- [WRITTEN EXERCISE]: Drop the pictures, then extract the listing word for word.

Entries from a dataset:
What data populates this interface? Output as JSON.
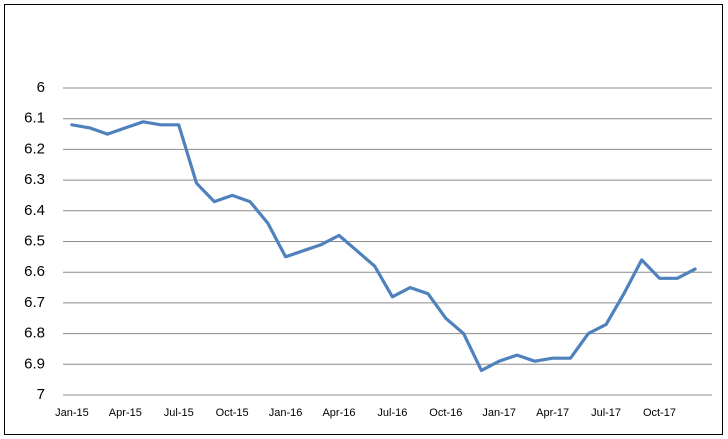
{
  "chart_data": {
    "type": "line",
    "categories": [
      "Jan-15",
      null,
      null,
      "Apr-15",
      null,
      null,
      "Jul-15",
      null,
      null,
      "Oct-15",
      null,
      null,
      "Jan-16",
      null,
      null,
      "Apr-16",
      null,
      null,
      "Jul-16",
      null,
      null,
      "Oct-16",
      null,
      null,
      "Jan-17",
      null,
      null,
      "Apr-17",
      null,
      null,
      "Jul-17",
      null,
      null,
      "Oct-17",
      null,
      null
    ],
    "series": [
      {
        "color": "#4f81bd",
        "values": [
          6.12,
          6.13,
          6.15,
          6.13,
          6.11,
          6.12,
          6.12,
          6.31,
          6.37,
          6.35,
          6.37,
          6.44,
          6.55,
          6.53,
          6.51,
          6.48,
          6.53,
          6.58,
          6.68,
          6.65,
          6.67,
          6.75,
          6.8,
          6.92,
          6.89,
          6.87,
          6.89,
          6.88,
          6.88,
          6.8,
          6.77,
          6.67,
          6.56,
          6.62,
          6.62,
          6.59
        ]
      }
    ],
    "ylim": [
      6,
      7
    ],
    "y_inverted": true,
    "yticks": [
      6,
      6.1,
      6.2,
      6.3,
      6.4,
      6.5,
      6.6,
      6.7,
      6.8,
      6.9,
      7
    ],
    "grid": true
  }
}
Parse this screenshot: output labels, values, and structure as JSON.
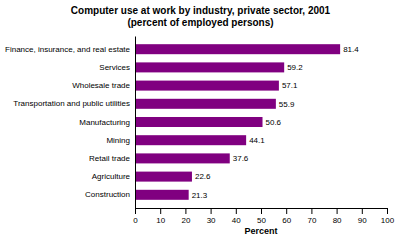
{
  "chart_data": {
    "type": "bar",
    "orientation": "horizontal",
    "title": "Computer use at work by industry, private sector, 2001\n(percent of employed persons)",
    "categories": [
      "Finance, insurance, and real estate",
      "Services",
      "Wholesale trade",
      "Transportation and public utilities",
      "Manufacturing",
      "Mining",
      "Retail trade",
      "Agriculture",
      "Construction"
    ],
    "values": [
      81.4,
      59.2,
      57.1,
      55.9,
      50.6,
      44.1,
      37.6,
      22.6,
      21.3
    ],
    "color": "#800080",
    "xlabel": "Percent",
    "xlim": [
      0,
      100
    ],
    "xticks": [
      0,
      10,
      20,
      30,
      40,
      50,
      60,
      70,
      80,
      90,
      100
    ],
    "data_labels": true,
    "grid": false
  }
}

- [FINISHED EXERCISE]:
What data populates this interface? Output as JSON.
{
  "chart_data": {
    "type": "line",
    "categories": [
      "Jan-15",
      null,
      null,
      "Apr-15",
      null,
      null,
      "Jul-15",
      null,
      null,
      "Oct-15",
      null,
      null,
      "Jan-16",
      null,
      null,
      "Apr-16",
      null,
      null,
      "Jul-16",
      null,
      null,
      "Oct-16",
      null,
      null,
      "Jan-17",
      null,
      null,
      "Apr-17",
      null,
      null,
      "Jul-17",
      null,
      null,
      "Oct-17",
      null,
      null
    ],
    "series": [
      {
        "color": "#4f81bd",
        "values": [
          6.12,
          6.13,
          6.15,
          6.13,
          6.11,
          6.12,
          6.12,
          6.31,
          6.37,
          6.35,
          6.37,
          6.44,
          6.55,
          6.53,
          6.51,
          6.48,
          6.53,
          6.58,
          6.68,
          6.65,
          6.67,
          6.75,
          6.8,
          6.92,
          6.89,
          6.87,
          6.89,
          6.88,
          6.88,
          6.8,
          6.77,
          6.67,
          6.56,
          6.62,
          6.62,
          6.59
        ]
      }
    ],
    "ylim": [
      6,
      7
    ],
    "y_inverted": true,
    "yticks": [
      6,
      6.1,
      6.2,
      6.3,
      6.4,
      6.5,
      6.6,
      6.7,
      6.8,
      6.9,
      7
    ],
    "grid": true
  }
}
Parse this screenshot: output labels, values, and structure as JSON.
{
  "chart_data": {
    "type": "bar",
    "orientation": "horizontal",
    "title": "Computer use at work by industry, private sector, 2001\n(percent of employed persons)",
    "categories": [
      "Finance, insurance, and real estate",
      "Services",
      "Wholesale trade",
      "Transportation and public utilities",
      "Manufacturing",
      "Mining",
      "Retail trade",
      "Agriculture",
      "Construction"
    ],
    "values": [
      81.4,
      59.2,
      57.1,
      55.9,
      50.6,
      44.1,
      37.6,
      22.6,
      21.3
    ],
    "color": "#800080",
    "xlabel": "Percent",
    "xlim": [
      0,
      100
    ],
    "xticks": [
      0,
      10,
      20,
      30,
      40,
      50,
      60,
      70,
      80,
      90,
      100
    ],
    "data_labels": true,
    "grid": false
  }
}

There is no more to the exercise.